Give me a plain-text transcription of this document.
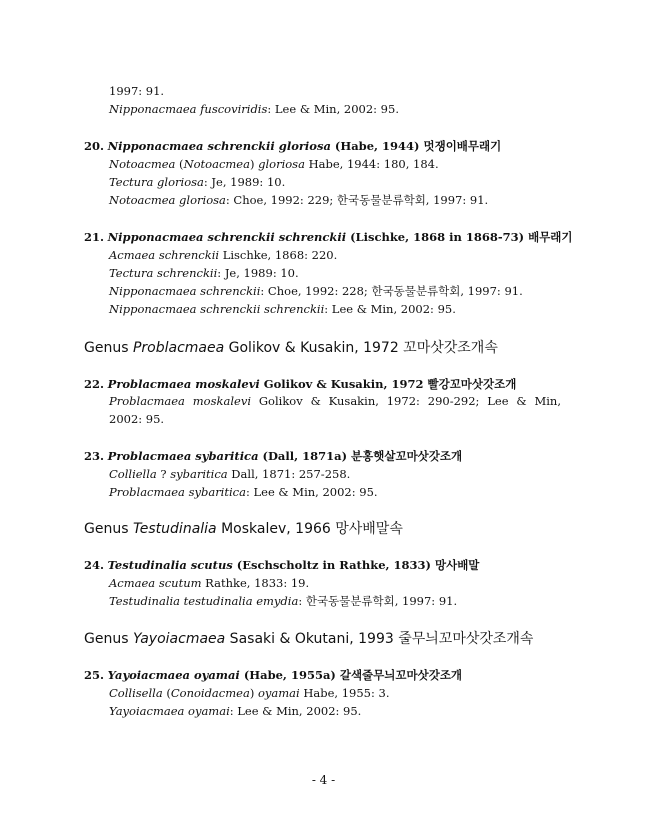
1997: 91.
Nipponacmaea fuscoviridis: Lee & Min, 2002: 95.
20. Nipponacmaea schrenckii gloriosa (Habe, 1944) 멋쟁이배무래기
Notoacmea (Notoacmea) gloriosa Habe, 1944: 180, 184.
Tectura gloriosa: Je, 1989: 10.
Notoacmea gloriosa: Choe, 1992: 229; 한국동물분류학회, 1997: 91.
21. Nipponacmaea schrenckii schrenckii (Lischke, 1868 in 1868-73) 배무래기
Acmaea schrenckii Lischke, 1868: 220.
Tectura schrenckii: Je, 1989: 10.
Nipponacmaea schrenckii: Choe, 1992: 228; 한국동물분류학회, 1997: 91.
Nipponacmaea schrenckii schrenckii: Lee & Min, 2002: 95.
Genus Problacmaea Golikov & Kusakin, 1972 꼬마삿갓조개속
22. Problacmaea moskalevi Golikov & Kusakin, 1972 빨강꼬마삿갓조개
Problacmaea moskalevi Golikov & Kusakin, 1972: 290-292; Lee & Min,
2002: 95.
23. Problacmaea sybaritica (Dall, 1871a) 분홍햇살꼬마삿갓조개
Colliella ? sybaritica Dall, 1871: 257-258.
Problacmaea sybaritica: Lee & Min, 2002: 95.
Genus Testudinalia Moskalev, 1966 망사배말속
24. Testudinalia scutus (Eschscholtz in Rathke, 1833) 망사배말
Acmaea scutum Rathke, 1833: 19.
Testudinalia testudinalia emydia: 한국동물분류학회, 1997: 91.
Genus Yayoiacmaea Sasaki & Okutani, 1993 줄무늬꼬마삿갓조개속
25. Yayoiacmaea oyamai (Habe, 1955a) 갈색줄무늬꼬마삿갓조개
Collisella (Conoidacmea) oyamai Habe, 1955: 3.
Yayoiacmaea oyamai: Lee & Min, 2002: 95.
- 4 -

• **Goal**: Your task is to gather all lines from the entries above that hold the word "Rathke".

• **Task response**:
24. Testudinalia scutus (Eschscholtz in Rathke, 1833) 망사배말
Acmaea scutum Rathke, 1833: 19.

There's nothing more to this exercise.